Saved entries
------------------------------------------------------------

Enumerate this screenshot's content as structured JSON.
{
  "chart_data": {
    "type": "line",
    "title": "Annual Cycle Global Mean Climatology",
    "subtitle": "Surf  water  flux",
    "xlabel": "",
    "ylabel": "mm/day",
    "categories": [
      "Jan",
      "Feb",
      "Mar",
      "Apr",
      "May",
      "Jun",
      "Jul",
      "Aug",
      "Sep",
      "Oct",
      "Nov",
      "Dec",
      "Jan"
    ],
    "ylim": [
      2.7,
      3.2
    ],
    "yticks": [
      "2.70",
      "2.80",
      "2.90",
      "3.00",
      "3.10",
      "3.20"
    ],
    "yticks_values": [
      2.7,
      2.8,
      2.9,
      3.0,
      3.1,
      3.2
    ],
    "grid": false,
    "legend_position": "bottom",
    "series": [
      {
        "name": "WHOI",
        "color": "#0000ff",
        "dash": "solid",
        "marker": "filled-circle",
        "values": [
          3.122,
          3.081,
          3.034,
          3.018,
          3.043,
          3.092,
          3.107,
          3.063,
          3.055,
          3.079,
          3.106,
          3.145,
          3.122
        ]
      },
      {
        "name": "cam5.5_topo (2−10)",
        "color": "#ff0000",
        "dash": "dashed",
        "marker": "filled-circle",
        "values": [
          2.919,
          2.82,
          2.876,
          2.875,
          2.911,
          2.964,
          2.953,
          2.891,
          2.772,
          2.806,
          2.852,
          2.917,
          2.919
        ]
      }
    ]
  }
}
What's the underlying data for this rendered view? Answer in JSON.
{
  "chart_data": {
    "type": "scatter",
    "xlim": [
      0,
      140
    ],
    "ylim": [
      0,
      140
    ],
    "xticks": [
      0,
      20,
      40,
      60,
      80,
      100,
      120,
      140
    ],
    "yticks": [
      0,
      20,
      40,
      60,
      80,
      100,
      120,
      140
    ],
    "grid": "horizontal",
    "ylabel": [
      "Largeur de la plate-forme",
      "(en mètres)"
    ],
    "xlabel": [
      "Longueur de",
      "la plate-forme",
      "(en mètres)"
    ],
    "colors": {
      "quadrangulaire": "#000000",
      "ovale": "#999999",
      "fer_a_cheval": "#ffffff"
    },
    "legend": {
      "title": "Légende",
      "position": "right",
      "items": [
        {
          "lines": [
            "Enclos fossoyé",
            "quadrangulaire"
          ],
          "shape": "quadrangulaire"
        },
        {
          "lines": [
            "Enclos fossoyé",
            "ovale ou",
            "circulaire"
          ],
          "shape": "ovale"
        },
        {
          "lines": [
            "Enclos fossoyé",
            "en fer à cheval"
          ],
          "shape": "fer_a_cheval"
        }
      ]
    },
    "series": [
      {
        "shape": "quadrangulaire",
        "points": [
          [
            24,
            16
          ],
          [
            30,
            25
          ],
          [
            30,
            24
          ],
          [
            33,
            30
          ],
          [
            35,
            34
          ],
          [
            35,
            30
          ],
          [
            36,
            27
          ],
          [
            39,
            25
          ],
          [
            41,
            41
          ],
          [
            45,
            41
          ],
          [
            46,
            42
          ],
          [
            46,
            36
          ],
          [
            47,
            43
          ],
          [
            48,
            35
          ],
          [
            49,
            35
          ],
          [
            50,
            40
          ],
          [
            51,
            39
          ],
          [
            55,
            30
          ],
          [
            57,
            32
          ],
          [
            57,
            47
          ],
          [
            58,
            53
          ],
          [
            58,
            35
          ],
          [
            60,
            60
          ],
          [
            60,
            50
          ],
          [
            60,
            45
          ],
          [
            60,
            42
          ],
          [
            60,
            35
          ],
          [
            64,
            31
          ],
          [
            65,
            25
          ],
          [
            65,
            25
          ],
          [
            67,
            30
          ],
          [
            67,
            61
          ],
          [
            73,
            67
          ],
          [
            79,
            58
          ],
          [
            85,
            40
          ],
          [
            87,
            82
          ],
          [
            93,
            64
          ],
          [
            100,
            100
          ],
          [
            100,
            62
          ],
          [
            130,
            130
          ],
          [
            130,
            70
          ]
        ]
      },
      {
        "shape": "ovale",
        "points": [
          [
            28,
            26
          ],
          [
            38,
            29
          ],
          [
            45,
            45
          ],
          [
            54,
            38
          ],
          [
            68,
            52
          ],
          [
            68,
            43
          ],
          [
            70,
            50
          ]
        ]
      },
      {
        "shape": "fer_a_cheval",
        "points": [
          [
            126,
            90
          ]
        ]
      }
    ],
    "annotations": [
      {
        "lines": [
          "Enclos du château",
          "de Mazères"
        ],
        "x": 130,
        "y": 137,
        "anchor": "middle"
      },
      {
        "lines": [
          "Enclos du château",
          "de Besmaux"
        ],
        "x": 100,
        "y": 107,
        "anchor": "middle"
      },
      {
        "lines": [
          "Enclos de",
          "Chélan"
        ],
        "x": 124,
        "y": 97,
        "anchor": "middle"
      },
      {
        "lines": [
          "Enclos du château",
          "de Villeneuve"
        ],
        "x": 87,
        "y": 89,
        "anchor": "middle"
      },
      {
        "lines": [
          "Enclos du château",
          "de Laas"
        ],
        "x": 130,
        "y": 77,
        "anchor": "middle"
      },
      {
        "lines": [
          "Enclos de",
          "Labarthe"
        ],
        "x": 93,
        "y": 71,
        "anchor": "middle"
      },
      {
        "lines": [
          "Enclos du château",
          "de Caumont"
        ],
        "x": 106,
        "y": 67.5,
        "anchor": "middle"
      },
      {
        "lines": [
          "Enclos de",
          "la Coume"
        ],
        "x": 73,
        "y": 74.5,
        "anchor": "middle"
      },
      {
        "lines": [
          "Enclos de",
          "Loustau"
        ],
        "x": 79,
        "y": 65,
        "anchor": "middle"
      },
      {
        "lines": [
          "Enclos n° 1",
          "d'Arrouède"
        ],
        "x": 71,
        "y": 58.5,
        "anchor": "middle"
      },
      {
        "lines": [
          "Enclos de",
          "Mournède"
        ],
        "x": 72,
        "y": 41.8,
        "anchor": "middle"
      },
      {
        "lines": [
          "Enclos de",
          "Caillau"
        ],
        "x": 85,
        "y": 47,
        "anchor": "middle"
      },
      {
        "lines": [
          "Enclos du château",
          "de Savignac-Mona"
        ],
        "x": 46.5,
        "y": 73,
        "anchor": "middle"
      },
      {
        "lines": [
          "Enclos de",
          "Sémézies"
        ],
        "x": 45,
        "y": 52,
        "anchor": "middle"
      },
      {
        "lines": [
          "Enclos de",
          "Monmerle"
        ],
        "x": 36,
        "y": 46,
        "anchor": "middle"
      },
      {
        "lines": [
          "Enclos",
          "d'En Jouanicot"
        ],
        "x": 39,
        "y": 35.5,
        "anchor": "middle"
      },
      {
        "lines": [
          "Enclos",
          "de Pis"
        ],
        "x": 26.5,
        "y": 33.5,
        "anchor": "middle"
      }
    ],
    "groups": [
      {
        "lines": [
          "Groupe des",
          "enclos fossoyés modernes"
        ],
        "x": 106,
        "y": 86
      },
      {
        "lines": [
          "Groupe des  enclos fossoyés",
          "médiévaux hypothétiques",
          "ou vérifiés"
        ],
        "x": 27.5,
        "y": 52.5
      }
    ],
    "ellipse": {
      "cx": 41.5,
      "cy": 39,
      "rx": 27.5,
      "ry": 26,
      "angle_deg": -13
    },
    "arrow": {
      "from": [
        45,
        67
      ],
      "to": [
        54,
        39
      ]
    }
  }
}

------------------------------------------------------------

Task objective = Word for word, write out all of the data above.

Response to the exercise =
Enumerate this screenshot's content as structured JSON.
{
  "chart_data": {
    "type": "line",
    "title": "Annual Cycle Global Mean Climatology",
    "subtitle": "Surf  water  flux",
    "xlabel": "",
    "ylabel": "mm/day",
    "categories": [
      "Jan",
      "Feb",
      "Mar",
      "Apr",
      "May",
      "Jun",
      "Jul",
      "Aug",
      "Sep",
      "Oct",
      "Nov",
      "Dec",
      "Jan"
    ],
    "ylim": [
      2.7,
      3.2
    ],
    "yticks": [
      "2.70",
      "2.80",
      "2.90",
      "3.00",
      "3.10",
      "3.20"
    ],
    "yticks_values": [
      2.7,
      2.8,
      2.9,
      3.0,
      3.1,
      3.2
    ],
    "grid": false,
    "legend_position": "bottom",
    "series": [
      {
        "name": "WHOI",
        "color": "#0000ff",
        "dash": "solid",
        "marker": "filled-circle",
        "values": [
          3.122,
          3.081,
          3.034,
          3.018,
          3.043,
          3.092,
          3.107,
          3.063,
          3.055,
          3.079,
          3.106,
          3.145,
          3.122
        ]
      },
      {
        "name": "cam5.5_topo (2−10)",
        "color": "#ff0000",
        "dash": "dashed",
        "marker": "filled-circle",
        "values": [
          2.919,
          2.82,
          2.876,
          2.875,
          2.911,
          2.964,
          2.953,
          2.891,
          2.772,
          2.806,
          2.852,
          2.917,
          2.919
        ]
      }
    ]
  }
}
What's the underlying data for this rendered view? Answer in JSON.
{
  "chart_data": {
    "type": "scatter",
    "xlim": [
      0,
      140
    ],
    "ylim": [
      0,
      140
    ],
    "xticks": [
      0,
      20,
      40,
      60,
      80,
      100,
      120,
      140
    ],
    "yticks": [
      0,
      20,
      40,
      60,
      80,
      100,
      120,
      140
    ],
    "grid": "horizontal",
    "ylabel": [
      "Largeur de la plate-forme",
      "(en mètres)"
    ],
    "xlabel": [
      "Longueur de",
      "la plate-forme",
      "(en mètres)"
    ],
    "colors": {
      "quadrangulaire": "#000000",
      "ovale": "#999999",
      "fer_a_cheval": "#ffffff"
    },
    "legend": {
      "title": "Légende",
      "position": "right",
      "items": [
        {
          "lines": [
            "Enclos fossoyé",
            "quadrangulaire"
          ],
          "shape": "quadrangulaire"
        },
        {
          "lines": [
            "Enclos fossoyé",
            "ovale ou",
            "circulaire"
          ],
          "shape": "ovale"
        },
        {
          "lines": [
            "Enclos fossoyé",
            "en fer à cheval"
          ],
          "shape": "fer_a_cheval"
        }
      ]
    },
    "series": [
      {
        "shape": "quadrangulaire",
        "points": [
          [
            24,
            16
          ],
          [
            30,
            25
          ],
          [
            30,
            24
          ],
          [
            33,
            30
          ],
          [
            35,
            34
          ],
          [
            35,
            30
          ],
          [
            36,
            27
          ],
          [
            39,
            25
          ],
          [
            41,
            41
          ],
          [
            45,
            41
          ],
          [
            46,
            42
          ],
          [
            46,
            36
          ],
          [
            47,
            43
          ],
          [
            48,
            35
          ],
          [
            49,
            35
          ],
          [
            50,
            40
          ],
          [
            51,
            39
          ],
          [
            55,
            30
          ],
          [
            57,
            32
          ],
          [
            57,
            47
          ],
          [
            58,
            53
          ],
          [
            58,
            35
          ],
          [
            60,
            60
          ],
          [
            60,
            50
          ],
          [
            60,
            45
          ],
          [
            60,
            42
          ],
          [
            60,
            35
          ],
          [
            64,
            31
          ],
          [
            65,
            25
          ],
          [
            65,
            25
          ],
          [
            67,
            30
          ],
          [
            67,
            61
          ],
          [
            73,
            67
          ],
          [
            79,
            58
          ],
          [
            85,
            40
          ],
          [
            87,
            82
          ],
          [
            93,
            64
          ],
          [
            100,
            100
          ],
          [
            100,
            62
          ],
          [
            130,
            130
          ],
          [
            130,
            70
          ]
        ]
      },
      {
        "shape": "ovale",
        "points": [
          [
            28,
            26
          ],
          [
            38,
            29
          ],
          [
            45,
            45
          ],
          [
            54,
            38
          ],
          [
            68,
            52
          ],
          [
            68,
            43
          ],
          [
            70,
            50
          ]
        ]
      },
      {
        "shape": "fer_a_cheval",
        "points": [
          [
            126,
            90
          ]
        ]
      }
    ],
    "annotations": [
      {
        "lines": [
          "Enclos du château",
          "de Mazères"
        ],
        "x": 130,
        "y": 137,
        "anchor": "middle"
      },
      {
        "lines": [
          "Enclos du château",
          "de Besmaux"
        ],
        "x": 100,
        "y": 107,
        "anchor": "middle"
      },
      {
        "lines": [
          "Enclos de",
          "Chélan"
        ],
        "x": 124,
        "y": 97,
        "anchor": "middle"
      },
      {
        "lines": [
          "Enclos du château",
          "de Villeneuve"
        ],
        "x": 87,
        "y": 89,
        "anchor": "middle"
      },
      {
        "lines": [
          "Enclos du château",
          "de Laas"
        ],
        "x": 130,
        "y": 77,
        "anchor": "middle"
      },
      {
        "lines": [
          "Enclos de",
          "Labarthe"
        ],
        "x": 93,
        "y": 71,
        "anchor": "middle"
      },
      {
        "lines": [
          "Enclos du château",
          "de Caumont"
        ],
        "x": 106,
        "y": 67.5,
        "anchor": "middle"
      },
      {
        "lines": [
          "Enclos de",
          "la Coume"
        ],
        "x": 73,
        "y": 74.5,
        "anchor": "middle"
      },
      {
        "lines": [
          "Enclos de",
          "Loustau"
        ],
        "x": 79,
        "y": 65,
        "anchor": "middle"
      },
      {
        "lines": [
          "Enclos n° 1",
          "d'Arrouède"
        ],
        "x": 71,
        "y": 58.5,
        "anchor": "middle"
      },
      {
        "lines": [
          "Enclos de",
          "Mournède"
        ],
        "x": 72,
        "y": 41.8,
        "anchor": "middle"
      },
      {
        "lines": [
          "Enclos de",
          "Caillau"
        ],
        "x": 85,
        "y": 47,
        "anchor": "middle"
      },
      {
        "lines": [
          "Enclos du château",
          "de Savignac-Mona"
        ],
        "x": 46.5,
        "y": 73,
        "anchor": "middle"
      },
      {
        "lines": [
          "Enclos de",
          "Sémézies"
        ],
        "x": 45,
        "y": 52,
        "anchor": "middle"
      },
      {
        "lines": [
          "Enclos de",
          "Monmerle"
        ],
        "x": 36,
        "y": 46,
        "anchor": "middle"
      },
      {
        "lines": [
          "Enclos",
          "d'En Jouanicot"
        ],
        "x": 39,
        "y": 35.5,
        "anchor": "middle"
      },
      {
        "lines": [
          "Enclos",
          "de Pis"
        ],
        "x": 26.5,
        "y": 33.5,
        "anchor": "middle"
      }
    ],
    "groups": [
      {
        "lines": [
          "Groupe des",
          "enclos fossoyés modernes"
        ],
        "x": 106,
        "y": 86
      },
      {
        "lines": [
          "Groupe des  enclos fossoyés",
          "médiévaux hypothétiques",
          "ou vérifiés"
        ],
        "x": 27.5,
        "y": 52.5
      }
    ],
    "ellipse": {
      "cx": 41.5,
      "cy": 39,
      "rx": 27.5,
      "ry": 26,
      "angle_deg": -13
    },
    "arrow": {
      "from": [
        45,
        67
      ],
      "to": [
        54,
        39
      ]
    }
  }
}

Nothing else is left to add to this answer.